[Dataset listings of figures]
::::

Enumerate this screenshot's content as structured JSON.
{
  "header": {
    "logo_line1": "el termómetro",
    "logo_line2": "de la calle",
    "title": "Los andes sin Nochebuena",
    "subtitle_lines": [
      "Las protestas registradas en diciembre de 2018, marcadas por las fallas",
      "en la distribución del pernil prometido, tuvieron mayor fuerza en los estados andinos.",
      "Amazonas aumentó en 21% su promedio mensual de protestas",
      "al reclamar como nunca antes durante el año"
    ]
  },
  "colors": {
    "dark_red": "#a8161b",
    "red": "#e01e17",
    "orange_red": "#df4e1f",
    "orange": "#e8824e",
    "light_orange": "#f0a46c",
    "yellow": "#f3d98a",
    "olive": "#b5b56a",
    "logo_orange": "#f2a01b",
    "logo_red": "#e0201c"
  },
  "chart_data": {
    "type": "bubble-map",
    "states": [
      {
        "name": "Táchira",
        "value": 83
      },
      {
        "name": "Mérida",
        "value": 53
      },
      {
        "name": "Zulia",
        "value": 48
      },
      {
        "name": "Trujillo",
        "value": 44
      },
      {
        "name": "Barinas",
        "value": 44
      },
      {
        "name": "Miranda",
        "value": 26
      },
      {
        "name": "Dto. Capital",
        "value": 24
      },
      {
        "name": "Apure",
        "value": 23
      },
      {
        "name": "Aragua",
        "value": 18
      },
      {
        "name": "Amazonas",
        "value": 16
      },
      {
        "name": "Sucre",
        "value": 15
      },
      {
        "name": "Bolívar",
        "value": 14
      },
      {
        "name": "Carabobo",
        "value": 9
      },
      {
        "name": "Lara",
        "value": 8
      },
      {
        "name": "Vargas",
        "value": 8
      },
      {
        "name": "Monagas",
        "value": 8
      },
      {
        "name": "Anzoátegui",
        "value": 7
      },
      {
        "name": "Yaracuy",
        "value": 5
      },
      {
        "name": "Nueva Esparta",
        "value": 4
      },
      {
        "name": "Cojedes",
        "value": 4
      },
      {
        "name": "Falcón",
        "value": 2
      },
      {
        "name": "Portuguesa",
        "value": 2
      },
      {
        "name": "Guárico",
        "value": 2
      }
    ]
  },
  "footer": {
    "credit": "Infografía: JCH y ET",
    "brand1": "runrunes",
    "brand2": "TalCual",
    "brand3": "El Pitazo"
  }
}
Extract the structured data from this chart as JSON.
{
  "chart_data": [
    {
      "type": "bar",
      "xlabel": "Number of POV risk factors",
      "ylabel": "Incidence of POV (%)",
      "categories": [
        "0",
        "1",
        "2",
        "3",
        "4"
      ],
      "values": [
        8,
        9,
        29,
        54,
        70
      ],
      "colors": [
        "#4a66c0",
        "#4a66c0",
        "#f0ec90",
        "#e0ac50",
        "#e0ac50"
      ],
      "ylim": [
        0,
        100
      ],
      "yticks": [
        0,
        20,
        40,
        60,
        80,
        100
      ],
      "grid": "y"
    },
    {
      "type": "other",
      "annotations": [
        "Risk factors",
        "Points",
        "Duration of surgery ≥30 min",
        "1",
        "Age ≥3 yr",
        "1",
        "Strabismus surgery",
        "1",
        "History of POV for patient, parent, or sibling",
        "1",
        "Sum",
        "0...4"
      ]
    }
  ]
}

::::

Write out the material from the first line to the last, exactly.

### CORRECT RESPONSE
Enumerate this screenshot's content as structured JSON.
{
  "header": {
    "logo_line1": "el termómetro",
    "logo_line2": "de la calle",
    "title": "Los andes sin Nochebuena",
    "subtitle_lines": [
      "Las protestas registradas en diciembre de 2018, marcadas por las fallas",
      "en la distribución del pernil prometido, tuvieron mayor fuerza en los estados andinos.",
      "Amazonas aumentó en 21% su promedio mensual de protestas",
      "al reclamar como nunca antes durante el año"
    ]
  },
  "colors": {
    "dark_red": "#a8161b",
    "red": "#e01e17",
    "orange_red": "#df4e1f",
    "orange": "#e8824e",
    "light_orange": "#f0a46c",
    "yellow": "#f3d98a",
    "olive": "#b5b56a",
    "logo_orange": "#f2a01b",
    "logo_red": "#e0201c"
  },
  "chart_data": {
    "type": "bubble-map",
    "states": [
      {
        "name": "Táchira",
        "value": 83
      },
      {
        "name": "Mérida",
        "value": 53
      },
      {
        "name": "Zulia",
        "value": 48
      },
      {
        "name": "Trujillo",
        "value": 44
      },
      {
        "name": "Barinas",
        "value": 44
      },
      {
        "name": "Miranda",
        "value": 26
      },
      {
        "name": "Dto. Capital",
        "value": 24
      },
      {
        "name": "Apure",
        "value": 23
      },
      {
        "name": "Aragua",
        "value": 18
      },
      {
        "name": "Amazonas",
        "value": 16
      },
      {
        "name": "Sucre",
        "value": 15
      },
      {
        "name": "Bolívar",
        "value": 14
      },
      {
        "name": "Carabobo",
        "value": 9
      },
      {
        "name": "Lara",
        "value": 8
      },
      {
        "name": "Vargas",
        "value": 8
      },
      {
        "name": "Monagas",
        "value": 8
      },
      {
        "name": "Anzoátegui",
        "value": 7
      },
      {
        "name": "Yaracuy",
        "value": 5
      },
      {
        "name": "Nueva Esparta",
        "value": 4
      },
      {
        "name": "Cojedes",
        "value": 4
      },
      {
        "name": "Falcón",
        "value": 2
      },
      {
        "name": "Portuguesa",
        "value": 2
      },
      {
        "name": "Guárico",
        "value": 2
      }
    ]
  },
  "footer": {
    "credit": "Infografía: JCH y ET",
    "brand1": "runrunes",
    "brand2": "TalCual",
    "brand3": "El Pitazo"
  }
}
Extract the structured data from this chart as JSON.
{
  "chart_data": [
    {
      "type": "bar",
      "xlabel": "Number of POV risk factors",
      "ylabel": "Incidence of POV (%)",
      "categories": [
        "0",
        "1",
        "2",
        "3",
        "4"
      ],
      "values": [
        8,
        9,
        29,
        54,
        70
      ],
      "colors": [
        "#4a66c0",
        "#4a66c0",
        "#f0ec90",
        "#e0ac50",
        "#e0ac50"
      ],
      "ylim": [
        0,
        100
      ],
      "yticks": [
        0,
        20,
        40,
        60,
        80,
        100
      ],
      "grid": "y"
    },
    {
      "type": "other",
      "annotations": [
        "Risk factors",
        "Points",
        "Duration of surgery ≥30 min",
        "1",
        "Age ≥3 yr",
        "1",
        "Strabismus surgery",
        "1",
        "History of POV for patient, parent, or sibling",
        "1",
        "Sum",
        "0...4"
      ]
    }
  ]
}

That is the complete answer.